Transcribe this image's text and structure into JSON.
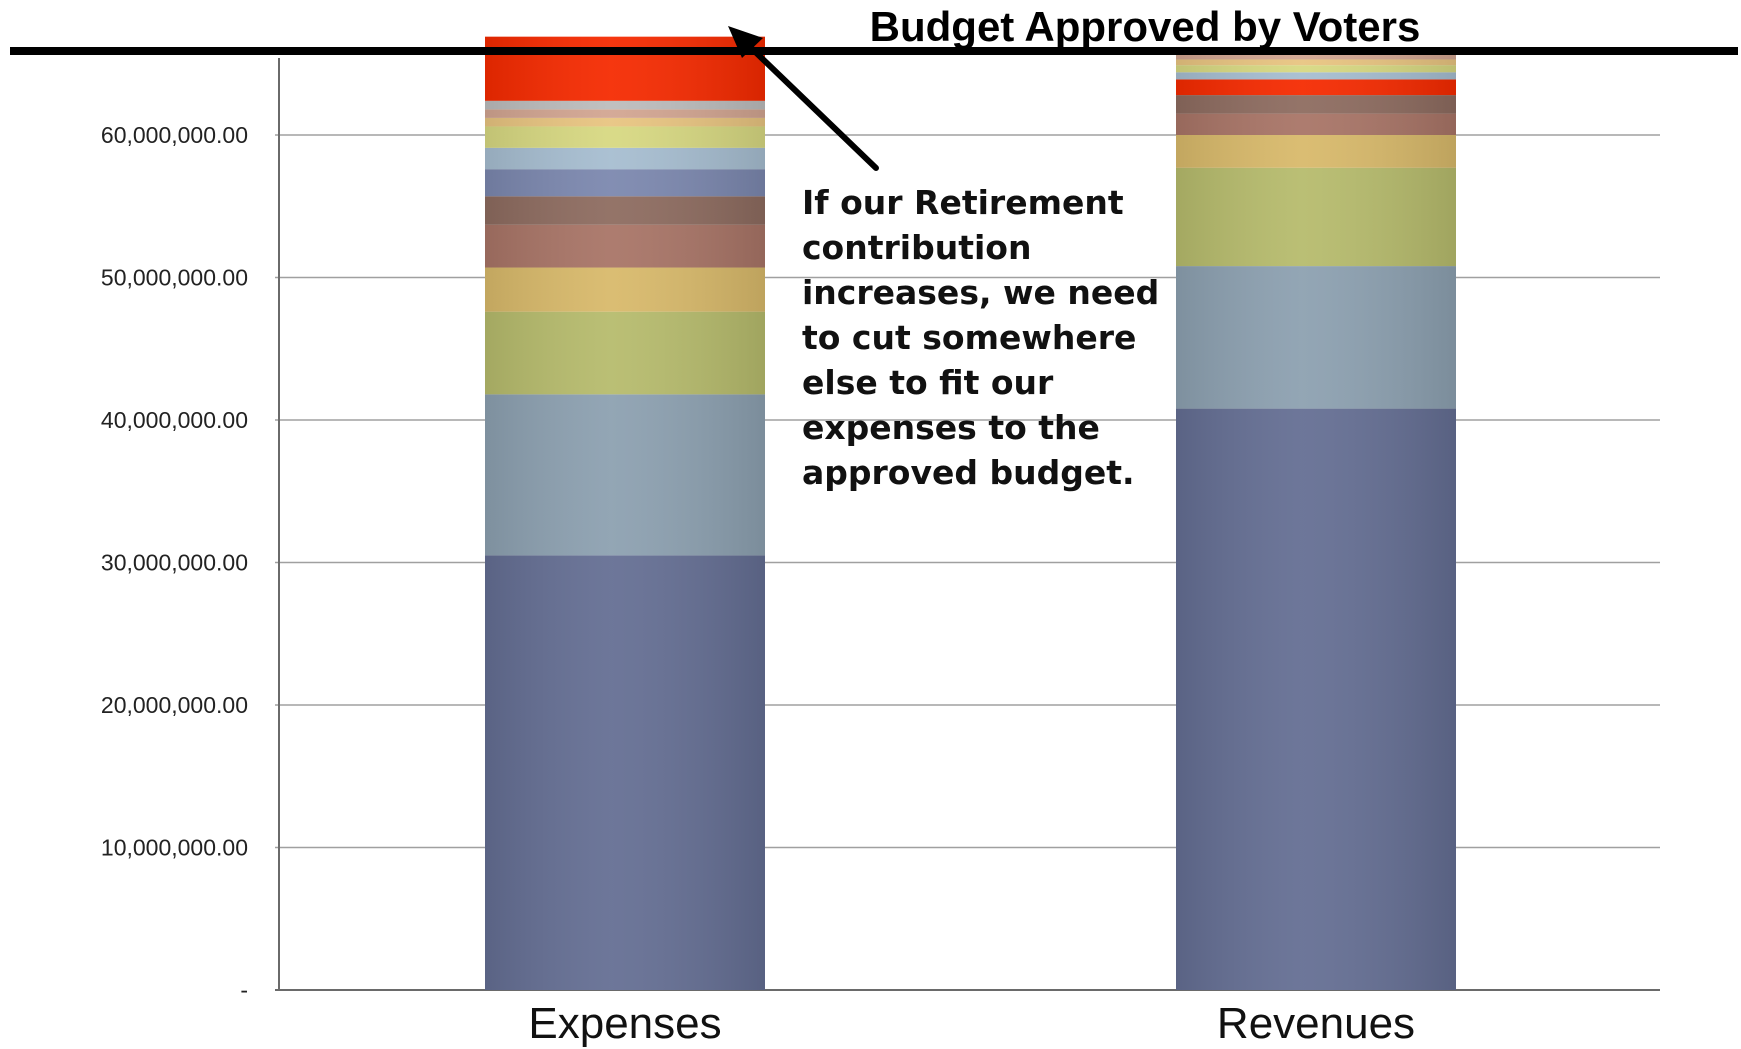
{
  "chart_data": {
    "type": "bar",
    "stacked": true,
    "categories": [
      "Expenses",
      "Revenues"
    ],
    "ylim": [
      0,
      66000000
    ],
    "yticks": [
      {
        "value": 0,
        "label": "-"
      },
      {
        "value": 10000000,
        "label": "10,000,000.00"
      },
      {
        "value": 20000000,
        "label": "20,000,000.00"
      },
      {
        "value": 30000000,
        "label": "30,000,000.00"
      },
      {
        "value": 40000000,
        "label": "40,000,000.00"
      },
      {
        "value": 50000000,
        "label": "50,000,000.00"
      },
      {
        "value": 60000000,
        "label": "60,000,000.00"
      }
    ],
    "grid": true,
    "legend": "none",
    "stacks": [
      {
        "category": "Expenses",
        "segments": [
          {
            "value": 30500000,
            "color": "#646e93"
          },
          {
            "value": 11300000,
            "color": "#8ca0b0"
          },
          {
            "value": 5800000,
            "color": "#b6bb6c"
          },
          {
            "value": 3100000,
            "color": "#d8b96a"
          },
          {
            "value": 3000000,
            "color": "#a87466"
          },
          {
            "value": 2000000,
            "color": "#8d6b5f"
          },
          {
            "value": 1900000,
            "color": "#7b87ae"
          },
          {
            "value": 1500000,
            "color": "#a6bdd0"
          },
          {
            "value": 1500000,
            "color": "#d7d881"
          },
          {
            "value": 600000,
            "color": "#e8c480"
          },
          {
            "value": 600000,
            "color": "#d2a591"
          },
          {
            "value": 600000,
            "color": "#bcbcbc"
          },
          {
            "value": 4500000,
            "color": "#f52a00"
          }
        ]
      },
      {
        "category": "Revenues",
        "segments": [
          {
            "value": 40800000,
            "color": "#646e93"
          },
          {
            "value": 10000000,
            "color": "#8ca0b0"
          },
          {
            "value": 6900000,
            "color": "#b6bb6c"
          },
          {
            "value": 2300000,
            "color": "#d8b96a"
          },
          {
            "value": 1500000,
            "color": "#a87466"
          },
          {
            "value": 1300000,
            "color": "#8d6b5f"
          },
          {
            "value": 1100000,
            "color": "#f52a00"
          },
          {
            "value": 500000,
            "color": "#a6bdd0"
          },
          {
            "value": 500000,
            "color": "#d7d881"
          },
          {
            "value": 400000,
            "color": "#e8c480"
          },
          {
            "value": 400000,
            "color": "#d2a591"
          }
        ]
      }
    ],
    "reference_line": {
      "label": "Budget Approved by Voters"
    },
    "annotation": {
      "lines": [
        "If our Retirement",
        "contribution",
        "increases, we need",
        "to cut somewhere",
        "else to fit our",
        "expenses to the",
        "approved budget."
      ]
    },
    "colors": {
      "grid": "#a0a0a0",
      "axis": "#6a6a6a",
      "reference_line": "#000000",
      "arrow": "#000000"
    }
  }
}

※ ※ ※

## The task
Give back the whole listing as it stands, minus its pictures.

## Response to this exercise
Transcribe this image's text and structure into JSON.
{
  "chart_data": {
    "type": "bar",
    "stacked": true,
    "categories": [
      "Expenses",
      "Revenues"
    ],
    "ylim": [
      0,
      66000000
    ],
    "yticks": [
      {
        "value": 0,
        "label": "-"
      },
      {
        "value": 10000000,
        "label": "10,000,000.00"
      },
      {
        "value": 20000000,
        "label": "20,000,000.00"
      },
      {
        "value": 30000000,
        "label": "30,000,000.00"
      },
      {
        "value": 40000000,
        "label": "40,000,000.00"
      },
      {
        "value": 50000000,
        "label": "50,000,000.00"
      },
      {
        "value": 60000000,
        "label": "60,000,000.00"
      }
    ],
    "grid": true,
    "legend": "none",
    "stacks": [
      {
        "category": "Expenses",
        "segments": [
          {
            "value": 30500000,
            "color": "#646e93"
          },
          {
            "value": 11300000,
            "color": "#8ca0b0"
          },
          {
            "value": 5800000,
            "color": "#b6bb6c"
          },
          {
            "value": 3100000,
            "color": "#d8b96a"
          },
          {
            "value": 3000000,
            "color": "#a87466"
          },
          {
            "value": 2000000,
            "color": "#8d6b5f"
          },
          {
            "value": 1900000,
            "color": "#7b87ae"
          },
          {
            "value": 1500000,
            "color": "#a6bdd0"
          },
          {
            "value": 1500000,
            "color": "#d7d881"
          },
          {
            "value": 600000,
            "color": "#e8c480"
          },
          {
            "value": 600000,
            "color": "#d2a591"
          },
          {
            "value": 600000,
            "color": "#bcbcbc"
          },
          {
            "value": 4500000,
            "color": "#f52a00"
          }
        ]
      },
      {
        "category": "Revenues",
        "segments": [
          {
            "value": 40800000,
            "color": "#646e93"
          },
          {
            "value": 10000000,
            "color": "#8ca0b0"
          },
          {
            "value": 6900000,
            "color": "#b6bb6c"
          },
          {
            "value": 2300000,
            "color": "#d8b96a"
          },
          {
            "value": 1500000,
            "color": "#a87466"
          },
          {
            "value": 1300000,
            "color": "#8d6b5f"
          },
          {
            "value": 1100000,
            "color": "#f52a00"
          },
          {
            "value": 500000,
            "color": "#a6bdd0"
          },
          {
            "value": 500000,
            "color": "#d7d881"
          },
          {
            "value": 400000,
            "color": "#e8c480"
          },
          {
            "value": 400000,
            "color": "#d2a591"
          }
        ]
      }
    ],
    "reference_line": {
      "label": "Budget Approved by Voters"
    },
    "annotation": {
      "lines": [
        "If our Retirement",
        "contribution",
        "increases, we need",
        "to cut somewhere",
        "else to fit our",
        "expenses to the",
        "approved budget."
      ]
    },
    "colors": {
      "grid": "#a0a0a0",
      "axis": "#6a6a6a",
      "reference_line": "#000000",
      "arrow": "#000000"
    }
  }
}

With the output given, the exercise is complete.